--- Entries ---

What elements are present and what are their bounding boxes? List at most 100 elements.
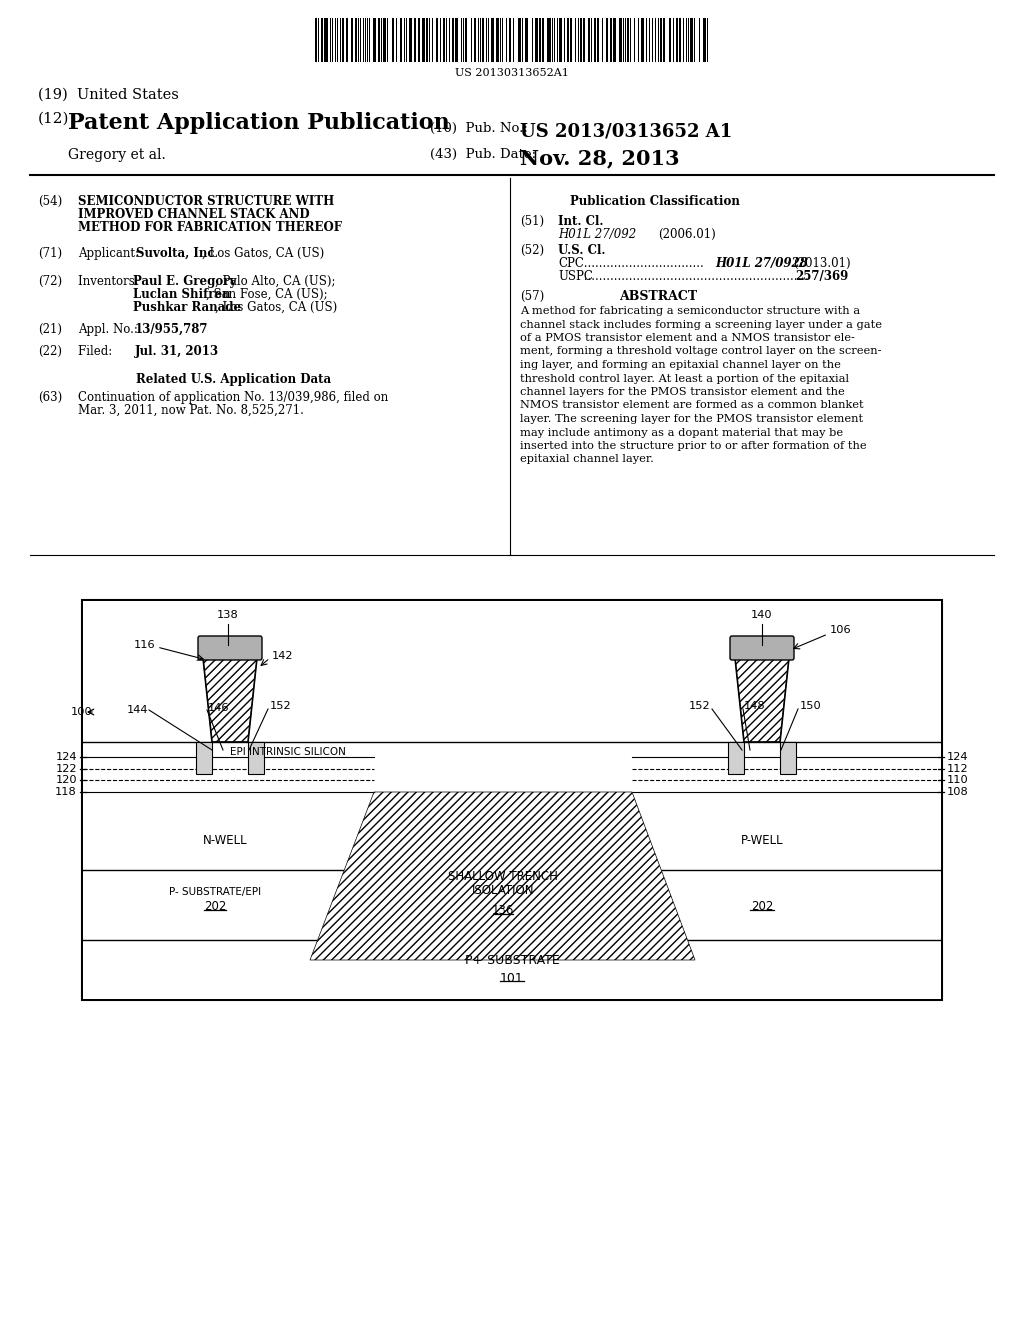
Text: 110: 110 (947, 775, 969, 785)
Bar (436, 18, 438, 62)
Bar (418, 18, 420, 62)
Text: (57): (57) (520, 290, 544, 304)
Bar (660, 18, 662, 62)
Bar (378, 18, 380, 62)
Bar (690, 18, 693, 62)
Text: 116: 116 (133, 640, 155, 649)
Text: Paul E. Gregory: Paul E. Gregory (133, 275, 237, 288)
Bar (443, 18, 445, 62)
Text: US 2013/0313652 A1: US 2013/0313652 A1 (520, 121, 732, 140)
Text: 150: 150 (800, 701, 821, 711)
Bar (83, 940, 941, 999)
Text: (71): (71) (38, 247, 62, 260)
Text: 148: 148 (744, 701, 766, 711)
Text: (72): (72) (38, 275, 62, 288)
Text: N-WELL: N-WELL (203, 833, 248, 846)
Text: Related U.S. Application Data: Related U.S. Application Data (136, 374, 332, 385)
Polygon shape (203, 657, 257, 742)
Text: 136: 136 (492, 903, 514, 916)
Bar (409, 18, 412, 62)
Bar (465, 18, 467, 62)
Text: 146: 146 (208, 704, 229, 713)
Bar (324, 18, 328, 62)
Text: , Los Gatos, CA (US): , Los Gatos, CA (US) (215, 301, 337, 314)
Text: P-WELL: P-WELL (740, 833, 783, 846)
Text: 106: 106 (830, 624, 852, 635)
Bar (580, 18, 582, 62)
Text: Patent Application Publication: Patent Application Publication (68, 112, 450, 135)
Text: 142: 142 (272, 651, 294, 661)
Text: (43)  Pub. Date:: (43) Pub. Date: (430, 148, 537, 161)
Text: 257/369: 257/369 (795, 271, 848, 282)
Text: 100: 100 (72, 708, 93, 717)
Bar (414, 18, 416, 62)
Text: 13/955,787: 13/955,787 (135, 323, 209, 337)
Text: CPC: CPC (558, 257, 584, 271)
Bar (82, 601, 942, 1001)
Polygon shape (310, 792, 695, 960)
Text: (21): (21) (38, 323, 62, 337)
Bar (679, 18, 681, 62)
Text: Int. Cl.: Int. Cl. (558, 215, 603, 228)
Text: METHOD FOR FABRICATION THEREOF: METHOD FOR FABRICATION THEREOF (78, 220, 342, 234)
Bar (373, 18, 376, 62)
Bar (83, 601, 941, 999)
Text: A method for fabricating a semiconductor structure with a: A method for fabricating a semiconductor… (520, 306, 860, 315)
Text: 138: 138 (217, 610, 239, 620)
Text: EPI INTRINSIC SILICON: EPI INTRINSIC SILICON (230, 747, 346, 756)
Text: U.S. Cl.: U.S. Cl. (558, 244, 605, 257)
Bar (474, 18, 476, 62)
Text: SEMICONDUCTOR STRUCTURE WITH: SEMICONDUCTOR STRUCTURE WITH (78, 195, 334, 209)
Bar (315, 18, 317, 62)
Text: P+ SUBSTRATE: P+ SUBSTRATE (465, 953, 559, 966)
Text: 108: 108 (947, 787, 969, 797)
Text: (2013.01): (2013.01) (793, 257, 851, 271)
Text: 112: 112 (947, 764, 969, 774)
Bar (559, 18, 562, 62)
Text: 140: 140 (752, 610, 773, 620)
Bar (422, 18, 425, 62)
Polygon shape (735, 657, 790, 742)
Text: , Palo Alto, CA (US);: , Palo Alto, CA (US); (215, 275, 336, 288)
Bar (627, 18, 629, 62)
Bar (703, 18, 706, 62)
Bar (426, 18, 428, 62)
Text: channel layers for the PMOS transistor element and the: channel layers for the PMOS transistor e… (520, 387, 845, 397)
Text: Nov. 28, 2013: Nov. 28, 2013 (520, 148, 680, 168)
Text: Publication Classification: Publication Classification (570, 195, 740, 209)
Text: channel stack includes forming a screening layer under a gate: channel stack includes forming a screeni… (520, 319, 882, 330)
Text: 152: 152 (688, 701, 710, 711)
Bar (490, 18, 494, 62)
Text: Gregory et al.: Gregory et al. (68, 148, 166, 162)
Bar (455, 18, 458, 62)
Bar (676, 18, 678, 62)
Text: 152: 152 (270, 701, 292, 711)
Polygon shape (203, 657, 257, 742)
Text: (10)  Pub. No.:: (10) Pub. No.: (430, 121, 528, 135)
Bar (509, 18, 511, 62)
Text: ABSTRACT: ABSTRACT (618, 290, 697, 304)
Text: ISOLATION: ISOLATION (472, 883, 535, 896)
Polygon shape (248, 742, 264, 774)
Bar (663, 18, 665, 62)
Bar (383, 18, 386, 62)
Bar (594, 18, 596, 62)
Bar (346, 18, 348, 62)
Text: Mar. 3, 2011, now Pat. No. 8,525,271.: Mar. 3, 2011, now Pat. No. 8,525,271. (78, 404, 304, 417)
Text: ing layer, and forming an epitaxial channel layer on the: ing layer, and forming an epitaxial chan… (520, 360, 841, 370)
Text: ............................................................: ........................................… (580, 271, 809, 282)
Text: 101: 101 (500, 972, 524, 985)
Text: , Los Gatos, CA (US): , Los Gatos, CA (US) (202, 247, 325, 260)
Bar (525, 18, 528, 62)
Text: (2006.01): (2006.01) (658, 228, 716, 242)
Text: 118: 118 (55, 787, 77, 797)
Text: threshold control layer. At least a portion of the epitaxial: threshold control layer. At least a port… (520, 374, 849, 384)
Text: layer. The screening layer for the PMOS transistor element: layer. The screening layer for the PMOS … (520, 414, 863, 424)
Bar (669, 18, 671, 62)
Polygon shape (196, 742, 212, 774)
Bar (452, 18, 454, 62)
Text: , San Fose, CA (US);: , San Fose, CA (US); (206, 288, 328, 301)
Bar (547, 18, 551, 62)
Bar (570, 18, 572, 62)
Text: Inventors:: Inventors: (78, 275, 146, 288)
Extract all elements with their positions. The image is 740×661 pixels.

---

== Task statement ==
Please copy the records above line for line, without changing anything, and leave the pictures out.

== Solved problem ==
What elements are present and what are their bounding boxes? List at most 100 elements.
Text: 110: 110 (947, 775, 969, 785)
Bar (436, 18, 438, 62)
Bar (418, 18, 420, 62)
Text: (57): (57) (520, 290, 544, 304)
Bar (660, 18, 662, 62)
Bar (378, 18, 380, 62)
Bar (690, 18, 693, 62)
Text: 116: 116 (133, 640, 155, 649)
Text: Paul E. Gregory: Paul E. Gregory (133, 275, 237, 288)
Bar (443, 18, 445, 62)
Text: US 2013/0313652 A1: US 2013/0313652 A1 (520, 121, 732, 140)
Text: 150: 150 (800, 701, 821, 711)
Bar (83, 940, 941, 999)
Text: (71): (71) (38, 247, 62, 260)
Text: 148: 148 (744, 701, 766, 711)
Text: (72): (72) (38, 275, 62, 288)
Text: N-WELL: N-WELL (203, 833, 248, 846)
Text: Related U.S. Application Data: Related U.S. Application Data (136, 374, 332, 385)
Polygon shape (203, 657, 257, 742)
Text: 136: 136 (492, 903, 514, 916)
Bar (409, 18, 412, 62)
Bar (465, 18, 467, 62)
Text: 146: 146 (208, 704, 229, 713)
Bar (324, 18, 328, 62)
Text: , Los Gatos, CA (US): , Los Gatos, CA (US) (215, 301, 337, 314)
Text: P-WELL: P-WELL (740, 833, 783, 846)
Text: 106: 106 (830, 624, 852, 635)
Bar (580, 18, 582, 62)
Text: Patent Application Publication: Patent Application Publication (68, 112, 450, 135)
Text: 142: 142 (272, 651, 294, 661)
Text: (43)  Pub. Date:: (43) Pub. Date: (430, 148, 537, 161)
Text: 257/369: 257/369 (795, 271, 848, 282)
Text: 100: 100 (72, 708, 93, 717)
Bar (414, 18, 416, 62)
Text: 13/955,787: 13/955,787 (135, 323, 209, 337)
Text: CPC: CPC (558, 257, 584, 271)
Bar (82, 601, 942, 1001)
Polygon shape (310, 792, 695, 960)
Text: (21): (21) (38, 323, 62, 337)
Bar (679, 18, 681, 62)
Text: Int. Cl.: Int. Cl. (558, 215, 603, 228)
Text: METHOD FOR FABRICATION THEREOF: METHOD FOR FABRICATION THEREOF (78, 220, 342, 234)
Bar (373, 18, 376, 62)
Bar (83, 601, 941, 999)
Text: A method for fabricating a semiconductor structure with a: A method for fabricating a semiconductor… (520, 306, 860, 315)
Text: 138: 138 (217, 610, 239, 620)
Text: EPI INTRINSIC SILICON: EPI INTRINSIC SILICON (230, 747, 346, 756)
Text: U.S. Cl.: U.S. Cl. (558, 244, 605, 257)
Bar (474, 18, 476, 62)
Text: SEMICONDUCTOR STRUCTURE WITH: SEMICONDUCTOR STRUCTURE WITH (78, 195, 334, 209)
Bar (315, 18, 317, 62)
Text: P+ SUBSTRATE: P+ SUBSTRATE (465, 953, 559, 966)
Text: 108: 108 (947, 787, 969, 797)
Text: (2013.01): (2013.01) (793, 257, 851, 271)
Text: 112: 112 (947, 764, 969, 774)
Bar (559, 18, 562, 62)
Text: 140: 140 (752, 610, 773, 620)
Bar (422, 18, 425, 62)
Polygon shape (735, 657, 790, 742)
Text: , Palo Alto, CA (US);: , Palo Alto, CA (US); (215, 275, 336, 288)
Bar (627, 18, 629, 62)
Bar (703, 18, 706, 62)
Bar (426, 18, 428, 62)
Text: channel layers for the PMOS transistor element and the: channel layers for the PMOS transistor e… (520, 387, 845, 397)
Text: Nov. 28, 2013: Nov. 28, 2013 (520, 148, 680, 168)
Text: Publication Classification: Publication Classification (570, 195, 740, 209)
Text: channel stack includes forming a screening layer under a gate: channel stack includes forming a screeni… (520, 319, 882, 330)
Text: 152: 152 (688, 701, 710, 711)
Bar (490, 18, 494, 62)
Text: Gregory et al.: Gregory et al. (68, 148, 166, 162)
Bar (455, 18, 458, 62)
Bar (676, 18, 678, 62)
Text: 152: 152 (270, 701, 292, 711)
Polygon shape (203, 657, 257, 742)
Text: (10)  Pub. No.:: (10) Pub. No.: (430, 121, 528, 135)
Bar (509, 18, 511, 62)
Text: ABSTRACT: ABSTRACT (618, 290, 697, 304)
Text: ISOLATION: ISOLATION (472, 883, 535, 896)
Polygon shape (248, 742, 264, 774)
Bar (663, 18, 665, 62)
Bar (383, 18, 386, 62)
Bar (594, 18, 596, 62)
Bar (346, 18, 348, 62)
Text: Mar. 3, 2011, now Pat. No. 8,525,271.: Mar. 3, 2011, now Pat. No. 8,525,271. (78, 404, 304, 417)
Text: ing layer, and forming an epitaxial channel layer on the: ing layer, and forming an epitaxial chan… (520, 360, 841, 370)
Text: ............................................................: ........................................… (580, 271, 809, 282)
Text: 101: 101 (500, 972, 524, 985)
Text: , Los Gatos, CA (US): , Los Gatos, CA (US) (202, 247, 325, 260)
Bar (525, 18, 528, 62)
Text: (2006.01): (2006.01) (658, 228, 716, 242)
Text: 118: 118 (55, 787, 77, 797)
Text: threshold control layer. At least a portion of the epitaxial: threshold control layer. At least a port… (520, 374, 849, 384)
Text: layer. The screening layer for the PMOS transistor element: layer. The screening layer for the PMOS … (520, 414, 863, 424)
Bar (669, 18, 671, 62)
Polygon shape (196, 742, 212, 774)
Bar (452, 18, 454, 62)
Text: , San Fose, CA (US);: , San Fose, CA (US); (206, 288, 328, 301)
Bar (547, 18, 551, 62)
Bar (570, 18, 572, 62)
Text: Inventors:: Inventors: (78, 275, 146, 288)
Extract all elements with their positions. The image is 740×661 pixels.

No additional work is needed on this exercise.